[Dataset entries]
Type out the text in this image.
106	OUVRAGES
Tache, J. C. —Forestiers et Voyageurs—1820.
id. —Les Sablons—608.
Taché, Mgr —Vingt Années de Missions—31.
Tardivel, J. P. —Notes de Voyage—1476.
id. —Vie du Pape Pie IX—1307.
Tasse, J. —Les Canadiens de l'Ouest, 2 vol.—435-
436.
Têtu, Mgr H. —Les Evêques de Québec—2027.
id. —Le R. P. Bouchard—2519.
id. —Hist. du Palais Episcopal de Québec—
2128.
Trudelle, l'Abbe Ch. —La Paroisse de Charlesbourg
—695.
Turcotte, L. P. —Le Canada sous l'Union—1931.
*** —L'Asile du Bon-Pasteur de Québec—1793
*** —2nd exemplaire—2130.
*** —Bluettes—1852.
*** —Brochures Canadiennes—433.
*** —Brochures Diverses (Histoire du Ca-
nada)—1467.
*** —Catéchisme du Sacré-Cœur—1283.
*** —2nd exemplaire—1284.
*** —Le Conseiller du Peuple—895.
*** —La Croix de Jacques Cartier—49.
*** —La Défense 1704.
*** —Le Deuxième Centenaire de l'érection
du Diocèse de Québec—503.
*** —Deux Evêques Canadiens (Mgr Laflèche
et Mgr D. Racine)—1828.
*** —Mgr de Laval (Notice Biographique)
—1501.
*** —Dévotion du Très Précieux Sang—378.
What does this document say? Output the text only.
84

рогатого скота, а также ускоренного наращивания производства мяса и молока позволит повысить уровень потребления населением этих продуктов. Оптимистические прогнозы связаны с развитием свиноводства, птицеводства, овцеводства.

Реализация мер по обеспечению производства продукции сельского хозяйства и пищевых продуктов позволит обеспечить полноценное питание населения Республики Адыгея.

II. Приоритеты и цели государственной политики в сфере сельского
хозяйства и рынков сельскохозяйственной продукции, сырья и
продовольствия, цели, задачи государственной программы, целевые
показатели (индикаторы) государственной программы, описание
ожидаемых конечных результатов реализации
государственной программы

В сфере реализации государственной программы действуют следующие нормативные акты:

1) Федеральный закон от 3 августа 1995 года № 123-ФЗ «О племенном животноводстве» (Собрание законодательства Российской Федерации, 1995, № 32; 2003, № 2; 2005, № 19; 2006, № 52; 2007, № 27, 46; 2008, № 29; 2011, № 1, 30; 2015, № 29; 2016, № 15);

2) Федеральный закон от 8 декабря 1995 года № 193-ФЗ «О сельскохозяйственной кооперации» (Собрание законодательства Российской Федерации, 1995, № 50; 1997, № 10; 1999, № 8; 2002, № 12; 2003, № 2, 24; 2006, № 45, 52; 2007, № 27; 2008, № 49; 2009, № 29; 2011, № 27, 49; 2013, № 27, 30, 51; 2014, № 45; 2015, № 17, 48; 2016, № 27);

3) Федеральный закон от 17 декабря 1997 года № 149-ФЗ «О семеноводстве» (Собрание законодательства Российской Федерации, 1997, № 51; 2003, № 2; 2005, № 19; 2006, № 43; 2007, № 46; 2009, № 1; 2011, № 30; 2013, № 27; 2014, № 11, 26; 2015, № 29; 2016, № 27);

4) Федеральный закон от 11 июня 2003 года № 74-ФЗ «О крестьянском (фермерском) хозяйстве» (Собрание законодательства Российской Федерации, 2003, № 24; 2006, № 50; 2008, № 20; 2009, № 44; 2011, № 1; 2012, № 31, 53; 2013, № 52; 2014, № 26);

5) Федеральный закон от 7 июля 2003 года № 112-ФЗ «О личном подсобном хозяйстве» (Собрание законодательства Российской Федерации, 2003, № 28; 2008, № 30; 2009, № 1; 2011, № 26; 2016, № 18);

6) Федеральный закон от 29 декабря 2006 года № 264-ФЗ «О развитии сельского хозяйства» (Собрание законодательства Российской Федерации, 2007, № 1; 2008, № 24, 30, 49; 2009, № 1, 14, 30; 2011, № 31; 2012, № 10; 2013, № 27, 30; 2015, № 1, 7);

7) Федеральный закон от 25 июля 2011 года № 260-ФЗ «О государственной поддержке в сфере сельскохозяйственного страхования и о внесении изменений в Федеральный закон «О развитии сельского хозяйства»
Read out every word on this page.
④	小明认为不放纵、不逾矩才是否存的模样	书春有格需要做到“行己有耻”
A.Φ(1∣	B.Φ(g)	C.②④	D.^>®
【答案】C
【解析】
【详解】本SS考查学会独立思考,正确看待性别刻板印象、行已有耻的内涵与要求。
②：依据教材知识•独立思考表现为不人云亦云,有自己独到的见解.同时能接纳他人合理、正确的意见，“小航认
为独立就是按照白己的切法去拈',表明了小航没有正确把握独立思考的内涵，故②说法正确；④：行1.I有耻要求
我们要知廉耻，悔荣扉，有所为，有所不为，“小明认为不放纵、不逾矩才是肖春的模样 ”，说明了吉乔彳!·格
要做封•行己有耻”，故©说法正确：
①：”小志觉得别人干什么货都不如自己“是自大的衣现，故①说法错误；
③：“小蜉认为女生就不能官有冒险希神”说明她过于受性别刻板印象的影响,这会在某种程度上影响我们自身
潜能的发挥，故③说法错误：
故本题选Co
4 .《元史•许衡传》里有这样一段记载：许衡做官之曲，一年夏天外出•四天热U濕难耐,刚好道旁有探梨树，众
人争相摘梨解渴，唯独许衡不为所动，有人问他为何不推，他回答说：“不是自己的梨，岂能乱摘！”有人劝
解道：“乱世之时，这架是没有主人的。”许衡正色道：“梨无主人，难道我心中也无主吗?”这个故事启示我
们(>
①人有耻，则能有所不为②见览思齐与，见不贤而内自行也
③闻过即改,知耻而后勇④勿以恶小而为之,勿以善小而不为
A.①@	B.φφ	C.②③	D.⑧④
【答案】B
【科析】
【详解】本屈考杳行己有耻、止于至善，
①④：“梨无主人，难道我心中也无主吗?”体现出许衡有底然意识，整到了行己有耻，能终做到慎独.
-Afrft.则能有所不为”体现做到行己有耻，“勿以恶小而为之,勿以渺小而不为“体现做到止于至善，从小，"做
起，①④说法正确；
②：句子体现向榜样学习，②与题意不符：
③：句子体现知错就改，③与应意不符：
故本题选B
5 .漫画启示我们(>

Exercise:
Your answer should be one number: how many lines of the listing include the word "Canadiens".

Finished exercise:
2